• [Dataset records]
....................

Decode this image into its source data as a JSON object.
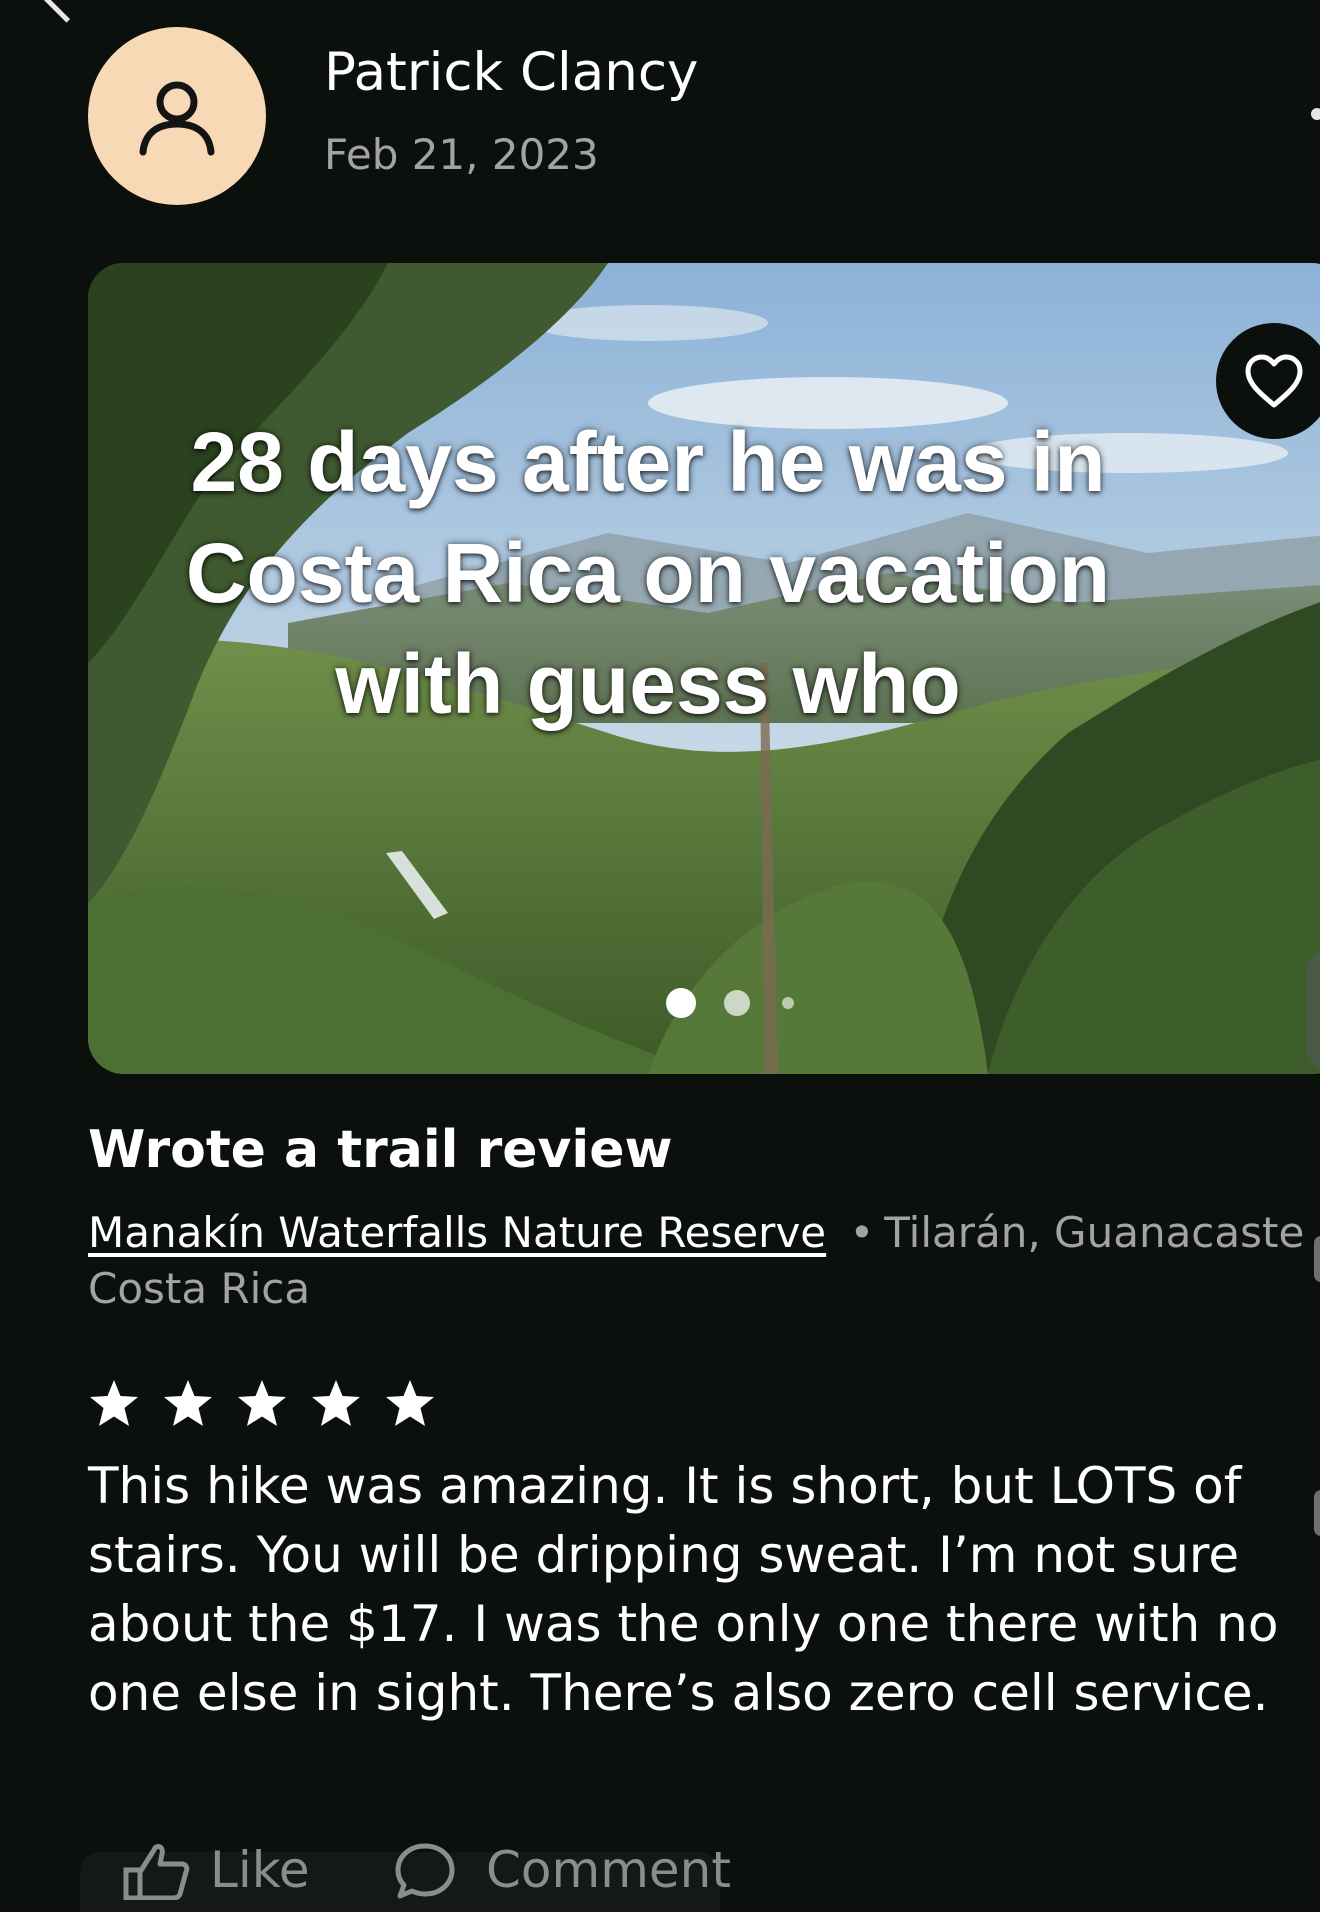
{
  "post": {
    "author_name": "Patrick Clancy",
    "date": "Feb 21, 2023",
    "avatar_icon": "person-outline-icon",
    "avatar_color": "#f8d9b5"
  },
  "media": {
    "caption_lines": [
      "28 days after he was in",
      "Costa Rica on vacation",
      "with guess who"
    ],
    "favorite_icon": "heart-outline-icon",
    "carousel_total": 3,
    "carousel_active_index": 0
  },
  "activity": {
    "title": "Wrote a trail review",
    "trail_name": "Manakín Waterfalls Nature Reserve",
    "separator": "•",
    "location_part1": "Tilarán, Guanacaste",
    "location_part2": "Costa Rica"
  },
  "review": {
    "rating": 5,
    "rating_max": 5,
    "star_color": "#ffffff",
    "text_lines": [
      "This hike was amazing. It is short, but LOTS of",
      "stairs. You will be dripping sweat. I’m not sure",
      "about the $17. I was the only one there with no",
      "one else in sight. There’s also zero cell service."
    ]
  },
  "actions": {
    "like_label": "Like",
    "comment_label": "Comment",
    "like_icon": "thumbs-up-icon",
    "comment_icon": "comment-bubble-icon"
  },
  "theme": {
    "background": "#0b100c",
    "primary_text": "#ffffff",
    "secondary_text": "#a3a3a3"
  }
}
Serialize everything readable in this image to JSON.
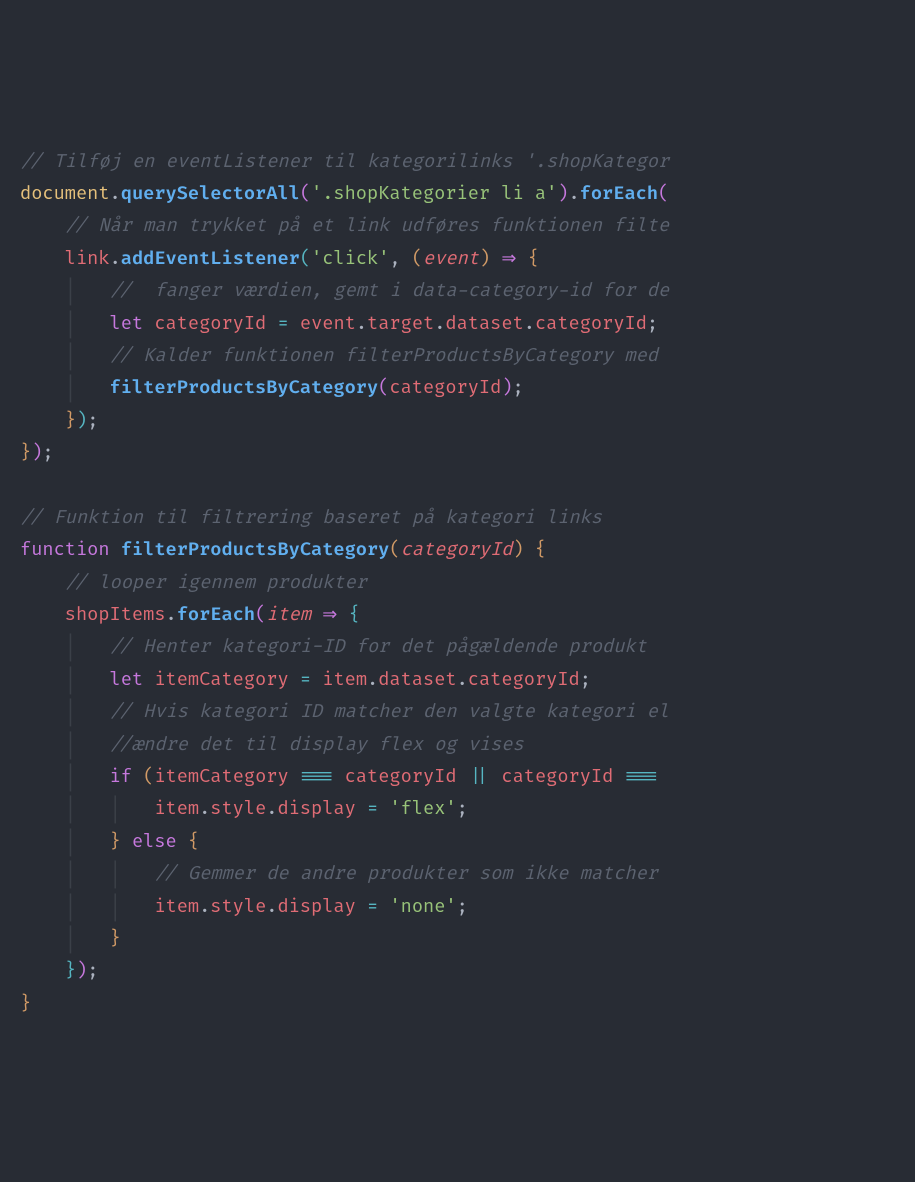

....................

• [TASK PROMPT] Using the material above, retype each entry exactly and omit the pictures.

• [THE RESULT]
Decode this image into its source data as a JSON object.
{
  "post": {
    "author_name": "Patrick Clancy",
    "date": "Feb 21, 2023",
    "avatar_icon": "person-outline-icon",
    "avatar_color": "#f8d9b5"
  },
  "media": {
    "caption_lines": [
      "28 days after he was in",
      "Costa Rica on vacation",
      "with guess who"
    ],
    "favorite_icon": "heart-outline-icon",
    "carousel_total": 3,
    "carousel_active_index": 0
  },
  "activity": {
    "title": "Wrote a trail review",
    "trail_name": "Manakín Waterfalls Nature Reserve",
    "separator": "•",
    "location_part1": "Tilarán, Guanacaste",
    "location_part2": "Costa Rica"
  },
  "review": {
    "rating": 5,
    "rating_max": 5,
    "star_color": "#ffffff",
    "text_lines": [
      "This hike was amazing. It is short, but LOTS of",
      "stairs. You will be dripping sweat. I’m not sure",
      "about the $17. I was the only one there with no",
      "one else in sight. There’s also zero cell service."
    ]
  },
  "actions": {
    "like_label": "Like",
    "comment_label": "Comment",
    "like_icon": "thumbs-up-icon",
    "comment_icon": "comment-bubble-icon"
  },
  "theme": {
    "background": "#0b100c",
    "primary_text": "#ffffff",
    "secondary_text": "#a3a3a3"
  }
}
Serialize everything readable in this image to JSON.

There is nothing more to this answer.